• _The problem_:
Write the next part of the text on Blue KC claims and formulary exceptions, picking up after its last sentence.

• _Document text_:
···
When a member enters the delinquency period, Blue KC continues to pay claims for that first month. Any claims received during the second or third month of delinquency are pended (not paid), until payment is received in full and the member is out of delinquency. If the member pays in full and is no longer delinquent, claims process as normal. However, if payment is not received, the claims may be denied, and the member is responsible for payment to the provider.
A retroactive denial is the reversal of a previously paid claim, through which the member then becomes responsible for payment.
Claims can be denied retroactively, even after the member has obtained services from the provider, if applicable.
There are ways to prevent retroactive denials:
Sometimes our members need access to drugs that are not listed on the Blue KC’s formulary (drug list). These medications are initially reviewed by Blue KC through the formulary exception review process. The member or provider can submit the request to us by faxing the Pharmacy Formulary Exception Request form. If the drug is denied, you have the right to an external review.
Members, members’ representatives, or prescribing providers can contact the Blue KC Appeals Department should they feel we have denied the non-formulary request incorrectly:
Blue KC Appeals Department
P.O. Box 417005
Kansas City, MO 64179-9773
For standard exception review of medical requests where the request was denied, the timeframe for review is 72 hours from when we receive the request. For expedited exception review requests where the request was denied, the timeframe for review is 24 hours from when we receive the request.
···
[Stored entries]
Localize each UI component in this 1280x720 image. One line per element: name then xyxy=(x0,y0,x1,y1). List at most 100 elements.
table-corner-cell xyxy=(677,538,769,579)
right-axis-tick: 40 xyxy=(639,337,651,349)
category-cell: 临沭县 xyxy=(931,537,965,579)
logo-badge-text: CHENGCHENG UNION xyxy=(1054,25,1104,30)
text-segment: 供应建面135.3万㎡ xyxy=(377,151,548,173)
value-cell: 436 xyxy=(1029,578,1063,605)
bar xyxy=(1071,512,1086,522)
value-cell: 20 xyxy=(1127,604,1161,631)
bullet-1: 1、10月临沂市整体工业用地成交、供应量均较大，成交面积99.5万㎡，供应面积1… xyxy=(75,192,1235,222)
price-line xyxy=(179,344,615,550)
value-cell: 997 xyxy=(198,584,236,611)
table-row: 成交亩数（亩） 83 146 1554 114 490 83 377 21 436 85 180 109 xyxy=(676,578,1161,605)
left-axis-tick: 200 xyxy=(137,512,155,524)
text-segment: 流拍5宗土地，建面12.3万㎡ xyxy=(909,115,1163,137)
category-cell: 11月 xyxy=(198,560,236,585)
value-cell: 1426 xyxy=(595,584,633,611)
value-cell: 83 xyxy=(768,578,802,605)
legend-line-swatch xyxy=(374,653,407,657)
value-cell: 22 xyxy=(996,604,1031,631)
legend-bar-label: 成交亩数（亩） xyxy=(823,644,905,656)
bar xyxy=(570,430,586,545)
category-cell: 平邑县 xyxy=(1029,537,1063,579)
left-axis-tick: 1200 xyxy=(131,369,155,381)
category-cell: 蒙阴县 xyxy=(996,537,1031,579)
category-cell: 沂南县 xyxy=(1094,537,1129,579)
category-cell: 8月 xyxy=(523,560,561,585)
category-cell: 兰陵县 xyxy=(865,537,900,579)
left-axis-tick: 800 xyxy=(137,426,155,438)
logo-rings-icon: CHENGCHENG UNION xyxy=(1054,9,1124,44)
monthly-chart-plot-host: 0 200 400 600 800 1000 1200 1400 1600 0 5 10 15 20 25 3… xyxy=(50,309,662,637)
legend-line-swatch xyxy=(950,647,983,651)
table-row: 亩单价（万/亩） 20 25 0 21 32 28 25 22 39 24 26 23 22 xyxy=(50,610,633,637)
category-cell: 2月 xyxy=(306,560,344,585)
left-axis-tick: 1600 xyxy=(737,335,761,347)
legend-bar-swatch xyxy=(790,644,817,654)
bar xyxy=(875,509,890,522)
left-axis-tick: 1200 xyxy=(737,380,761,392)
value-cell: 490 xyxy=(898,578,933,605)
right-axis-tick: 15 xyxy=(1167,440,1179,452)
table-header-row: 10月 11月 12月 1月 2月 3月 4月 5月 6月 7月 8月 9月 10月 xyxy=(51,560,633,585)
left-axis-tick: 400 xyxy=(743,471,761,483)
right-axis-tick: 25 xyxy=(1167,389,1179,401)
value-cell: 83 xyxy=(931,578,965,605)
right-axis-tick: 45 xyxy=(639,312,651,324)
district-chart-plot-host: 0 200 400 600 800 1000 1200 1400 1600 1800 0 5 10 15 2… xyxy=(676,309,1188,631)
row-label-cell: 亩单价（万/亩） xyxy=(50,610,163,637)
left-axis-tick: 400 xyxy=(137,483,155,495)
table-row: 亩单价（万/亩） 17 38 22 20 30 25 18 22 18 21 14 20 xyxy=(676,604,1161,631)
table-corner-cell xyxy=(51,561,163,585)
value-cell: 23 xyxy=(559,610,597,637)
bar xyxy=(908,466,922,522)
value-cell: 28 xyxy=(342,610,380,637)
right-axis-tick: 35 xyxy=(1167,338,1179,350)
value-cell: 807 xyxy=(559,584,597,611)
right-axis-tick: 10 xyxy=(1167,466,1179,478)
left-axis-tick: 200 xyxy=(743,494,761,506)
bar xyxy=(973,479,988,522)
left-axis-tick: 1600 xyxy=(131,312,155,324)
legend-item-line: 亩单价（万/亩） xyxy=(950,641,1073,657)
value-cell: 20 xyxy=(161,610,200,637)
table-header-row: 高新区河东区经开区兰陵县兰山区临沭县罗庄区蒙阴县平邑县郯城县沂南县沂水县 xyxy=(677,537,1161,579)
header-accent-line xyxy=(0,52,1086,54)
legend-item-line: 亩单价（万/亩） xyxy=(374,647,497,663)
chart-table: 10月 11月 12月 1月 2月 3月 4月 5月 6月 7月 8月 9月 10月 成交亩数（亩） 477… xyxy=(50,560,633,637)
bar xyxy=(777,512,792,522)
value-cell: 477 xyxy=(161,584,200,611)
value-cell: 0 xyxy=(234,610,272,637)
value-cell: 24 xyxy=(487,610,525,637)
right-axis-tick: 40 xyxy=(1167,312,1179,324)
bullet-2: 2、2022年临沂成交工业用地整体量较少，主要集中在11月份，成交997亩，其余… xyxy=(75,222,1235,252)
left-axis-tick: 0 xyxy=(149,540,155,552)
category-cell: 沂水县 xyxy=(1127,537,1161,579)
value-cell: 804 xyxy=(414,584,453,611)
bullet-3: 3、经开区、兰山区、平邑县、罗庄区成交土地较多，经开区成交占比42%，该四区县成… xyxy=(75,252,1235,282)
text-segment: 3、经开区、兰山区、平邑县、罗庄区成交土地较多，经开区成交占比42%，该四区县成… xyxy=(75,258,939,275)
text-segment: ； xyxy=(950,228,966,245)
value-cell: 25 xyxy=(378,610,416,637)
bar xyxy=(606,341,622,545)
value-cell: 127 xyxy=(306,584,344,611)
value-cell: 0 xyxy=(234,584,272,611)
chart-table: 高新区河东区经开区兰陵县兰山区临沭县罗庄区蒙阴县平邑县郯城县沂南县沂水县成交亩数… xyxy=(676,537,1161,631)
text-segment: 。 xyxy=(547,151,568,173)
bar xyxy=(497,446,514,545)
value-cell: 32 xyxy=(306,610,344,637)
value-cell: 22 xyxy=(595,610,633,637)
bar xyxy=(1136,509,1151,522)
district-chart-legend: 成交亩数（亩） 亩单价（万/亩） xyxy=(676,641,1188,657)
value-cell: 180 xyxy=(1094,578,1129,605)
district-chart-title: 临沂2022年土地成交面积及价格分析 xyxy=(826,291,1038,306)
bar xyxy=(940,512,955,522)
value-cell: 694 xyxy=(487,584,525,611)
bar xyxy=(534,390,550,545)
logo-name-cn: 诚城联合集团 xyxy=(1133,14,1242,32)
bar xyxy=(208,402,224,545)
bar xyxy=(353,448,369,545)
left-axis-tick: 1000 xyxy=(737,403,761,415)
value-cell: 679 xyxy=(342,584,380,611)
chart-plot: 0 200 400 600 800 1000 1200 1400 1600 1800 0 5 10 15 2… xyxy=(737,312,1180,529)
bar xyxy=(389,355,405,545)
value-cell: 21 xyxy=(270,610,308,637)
···
• _Answer space_:
To request an expedited review for exigent circumstance, select the “Request for Expedited Review” option in the Request Form.
If a member has paid more than the amount due during any given period, Blue KC will apply those funds to a future premium bill. If the member would prefer a refund, that can be done by calling customer service at the phone number listed on their Blue KC member ID card.
Prior Authorization—a review of elective inpatient admissions and selected outpatient procedures conducted by Blue KC along with your physician, prior to the service to ensure you are receiving the most appropriate care. Some categories of drugs also require prior authorization. A list of services and medications that require prior authorization can be found in the Get Care section of MyBlueKC.com. Please be aware that Blue KC employees are not compensated for conducting reviews based on denials of coverage.
Prior authorization requests must be received prior to the procedure being done, and may take up to 36 hours (to include one business day) to process.
If prior authorization is not received for procedures that require prior authorization, the member may be liable for the cost of the procedure.
Blue KC maintains an open formulary (also referred to as a prescription drug list [PDL]). While this means members have access to FDA approved drugs according to their benefits, there may be some restrictions in place before you can use your benefits to receive a higher-tiered drug. Some of these medications will require you to first try a medication that is proven to be safe and effective for treating your condition/symptoms but at a lower cost. If the lower-cost medication doesn't work for you (your symptoms persist, unwanted side effects, allergy, etc.), you should contact your doctor, who can submit a prior authorization request to Blue KC for the higher-tiered drug. This request will be answered within 36 hours to include one business day.
When you visit a doctor or hospital, they work with Blue KC to file a claim on your behalf. These claims are outlined on your EOB. It's your go-to reference for important information like how much of your care was covered and how much you may still need to pay.
Coordination of Benefits (COB): Coordinating with another health insurance plan to provide payment for healthcare services for a member who is covered under more than one health insurance contract.